[EXERCISE AIM] In the passage on analytical frameworks, what does a qualitative research framework transform "soft" problems into?

[GIVEN PASSAGE]

'''

An analytical framework is a structure that helps us make sense of data in an organized way. We take an analytical approach by dividing a complex problem into clear, manageable segments and then reintegrating the results into a unified solution.
Below, we will explore how and when to use three types of analytical frameworks:
There are three main types of data analytics frameworks, each with its own strengths depending on what it is they help us organize.
1 - Qualitative research frameworks: When dealing with categorical questions such as, “are our clients satisfied with our product?”, we need a way to translate that question into numbers in order to create data-based insights. A qualitative research framework does this by transforming “soft” problems into “hard” numbers.
The qualitative research framework also helps us translate abstract concepts into quantifiable data. Its used for questions like “would investing five more hours per week in research add more value to our product?”. In this case, we aim to quantify the concept of value to compare different strategies. A qualitative framework eases this process.

'''

[DATA SEGMENT]
'''

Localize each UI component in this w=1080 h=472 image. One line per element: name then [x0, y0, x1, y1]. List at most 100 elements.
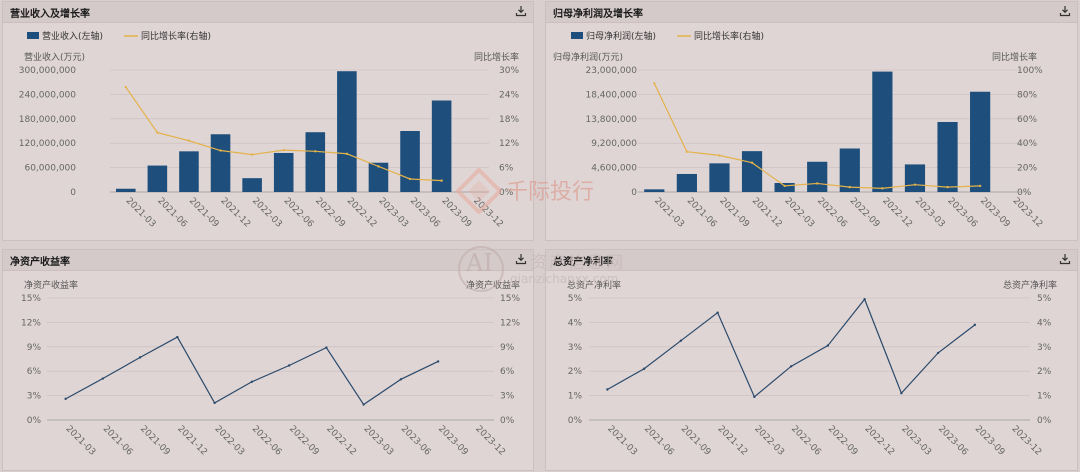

'''

[RIGHT ANSWER] "Hard" numbers.